■ STORED ROWS
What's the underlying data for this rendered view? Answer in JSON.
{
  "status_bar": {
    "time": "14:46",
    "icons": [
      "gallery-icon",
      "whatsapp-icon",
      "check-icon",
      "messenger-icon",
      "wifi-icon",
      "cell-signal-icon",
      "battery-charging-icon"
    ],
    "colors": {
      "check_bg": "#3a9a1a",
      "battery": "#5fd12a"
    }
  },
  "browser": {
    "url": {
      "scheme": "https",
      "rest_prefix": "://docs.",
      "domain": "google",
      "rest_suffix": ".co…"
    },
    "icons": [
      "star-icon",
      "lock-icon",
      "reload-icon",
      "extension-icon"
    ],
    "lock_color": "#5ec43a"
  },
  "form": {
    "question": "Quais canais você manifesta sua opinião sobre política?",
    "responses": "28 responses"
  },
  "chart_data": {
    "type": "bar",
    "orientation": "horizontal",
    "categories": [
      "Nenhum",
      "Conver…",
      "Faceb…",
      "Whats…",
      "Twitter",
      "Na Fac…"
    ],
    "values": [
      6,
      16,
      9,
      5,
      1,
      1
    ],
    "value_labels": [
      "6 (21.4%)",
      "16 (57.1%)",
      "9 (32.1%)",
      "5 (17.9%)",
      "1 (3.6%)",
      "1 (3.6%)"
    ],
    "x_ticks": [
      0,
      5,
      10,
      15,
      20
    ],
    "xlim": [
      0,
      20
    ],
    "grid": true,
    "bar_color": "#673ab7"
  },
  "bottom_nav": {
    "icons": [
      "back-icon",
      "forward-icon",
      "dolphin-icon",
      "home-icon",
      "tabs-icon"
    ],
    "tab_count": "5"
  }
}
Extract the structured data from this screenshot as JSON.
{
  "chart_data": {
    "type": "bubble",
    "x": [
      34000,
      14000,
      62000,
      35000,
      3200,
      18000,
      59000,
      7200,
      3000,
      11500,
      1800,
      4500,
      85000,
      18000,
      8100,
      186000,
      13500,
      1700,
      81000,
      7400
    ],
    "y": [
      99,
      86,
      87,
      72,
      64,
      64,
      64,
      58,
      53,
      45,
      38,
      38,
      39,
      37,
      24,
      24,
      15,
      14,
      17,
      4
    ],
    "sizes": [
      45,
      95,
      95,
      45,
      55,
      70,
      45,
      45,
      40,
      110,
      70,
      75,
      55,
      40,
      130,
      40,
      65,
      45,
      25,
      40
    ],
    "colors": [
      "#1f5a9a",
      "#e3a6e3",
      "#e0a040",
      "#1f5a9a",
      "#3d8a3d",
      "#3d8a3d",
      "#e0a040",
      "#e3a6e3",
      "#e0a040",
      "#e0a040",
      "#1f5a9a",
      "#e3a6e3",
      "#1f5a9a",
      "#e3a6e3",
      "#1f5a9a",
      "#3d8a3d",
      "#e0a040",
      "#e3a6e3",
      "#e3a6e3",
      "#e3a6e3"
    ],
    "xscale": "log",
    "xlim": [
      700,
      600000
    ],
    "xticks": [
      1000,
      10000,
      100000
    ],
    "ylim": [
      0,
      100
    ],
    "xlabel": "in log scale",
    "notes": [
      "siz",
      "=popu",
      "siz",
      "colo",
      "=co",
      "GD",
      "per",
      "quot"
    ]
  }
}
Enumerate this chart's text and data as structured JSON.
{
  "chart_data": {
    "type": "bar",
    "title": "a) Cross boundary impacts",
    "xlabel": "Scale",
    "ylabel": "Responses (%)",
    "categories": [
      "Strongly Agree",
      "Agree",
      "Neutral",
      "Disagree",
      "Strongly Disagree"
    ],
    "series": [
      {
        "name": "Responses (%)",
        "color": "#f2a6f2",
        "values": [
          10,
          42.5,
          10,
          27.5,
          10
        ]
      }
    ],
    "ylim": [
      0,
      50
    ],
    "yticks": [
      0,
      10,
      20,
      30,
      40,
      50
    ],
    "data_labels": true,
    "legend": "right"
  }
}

■ INSTRUCTIONS FOR THE TASK
Transcribe all entries exactly as they are given.

■ SOLUTION BELOW
What's the underlying data for this rendered view? Answer in JSON.
{
  "status_bar": {
    "time": "14:46",
    "icons": [
      "gallery-icon",
      "whatsapp-icon",
      "check-icon",
      "messenger-icon",
      "wifi-icon",
      "cell-signal-icon",
      "battery-charging-icon"
    ],
    "colors": {
      "check_bg": "#3a9a1a",
      "battery": "#5fd12a"
    }
  },
  "browser": {
    "url": {
      "scheme": "https",
      "rest_prefix": "://docs.",
      "domain": "google",
      "rest_suffix": ".co…"
    },
    "icons": [
      "star-icon",
      "lock-icon",
      "reload-icon",
      "extension-icon"
    ],
    "lock_color": "#5ec43a"
  },
  "form": {
    "question": "Quais canais você manifesta sua opinião sobre política?",
    "responses": "28 responses"
  },
  "chart_data": {
    "type": "bar",
    "orientation": "horizontal",
    "categories": [
      "Nenhum",
      "Conver…",
      "Faceb…",
      "Whats…",
      "Twitter",
      "Na Fac…"
    ],
    "values": [
      6,
      16,
      9,
      5,
      1,
      1
    ],
    "value_labels": [
      "6 (21.4%)",
      "16 (57.1%)",
      "9 (32.1%)",
      "5 (17.9%)",
      "1 (3.6%)",
      "1 (3.6%)"
    ],
    "x_ticks": [
      0,
      5,
      10,
      15,
      20
    ],
    "xlim": [
      0,
      20
    ],
    "grid": true,
    "bar_color": "#673ab7"
  },
  "bottom_nav": {
    "icons": [
      "back-icon",
      "forward-icon",
      "dolphin-icon",
      "home-icon",
      "tabs-icon"
    ],
    "tab_count": "5"
  }
}
Extract the structured data from this screenshot as JSON.
{
  "chart_data": {
    "type": "bubble",
    "x": [
      34000,
      14000,
      62000,
      35000,
      3200,
      18000,
      59000,
      7200,
      3000,
      11500,
      1800,
      4500,
      85000,
      18000,
      8100,
      186000,
      13500,
      1700,
      81000,
      7400
    ],
    "y": [
      99,
      86,
      87,
      72,
      64,
      64,
      64,
      58,
      53,
      45,
      38,
      38,
      39,
      37,
      24,
      24,
      15,
      14,
      17,
      4
    ],
    "sizes": [
      45,
      95,
      95,
      45,
      55,
      70,
      45,
      45,
      40,
      110,
      70,
      75,
      55,
      40,
      130,
      40,
      65,
      45,
      25,
      40
    ],
    "colors": [
      "#1f5a9a",
      "#e3a6e3",
      "#e0a040",
      "#1f5a9a",
      "#3d8a3d",
      "#3d8a3d",
      "#e0a040",
      "#e3a6e3",
      "#e0a040",
      "#e0a040",
      "#1f5a9a",
      "#e3a6e3",
      "#1f5a9a",
      "#e3a6e3",
      "#1f5a9a",
      "#3d8a3d",
      "#e0a040",
      "#e3a6e3",
      "#e3a6e3",
      "#e3a6e3"
    ],
    "xscale": "log",
    "xlim": [
      700,
      600000
    ],
    "xticks": [
      1000,
      10000,
      100000
    ],
    "ylim": [
      0,
      100
    ],
    "xlabel": "in log scale",
    "notes": [
      "siz",
      "=popu",
      "siz",
      "colo",
      "=co",
      "GD",
      "per",
      "quot"
    ]
  }
}
Enumerate this chart's text and data as structured JSON.
{
  "chart_data": {
    "type": "bar",
    "title": "a) Cross boundary impacts",
    "xlabel": "Scale",
    "ylabel": "Responses (%)",
    "categories": [
      "Strongly Agree",
      "Agree",
      "Neutral",
      "Disagree",
      "Strongly Disagree"
    ],
    "series": [
      {
        "name": "Responses (%)",
        "color": "#f2a6f2",
        "values": [
          10,
          42.5,
          10,
          27.5,
          10
        ]
      }
    ],
    "ylim": [
      0,
      50
    ],
    "yticks": [
      0,
      10,
      20,
      30,
      40,
      50
    ],
    "data_labels": true,
    "legend": "right"
  }
}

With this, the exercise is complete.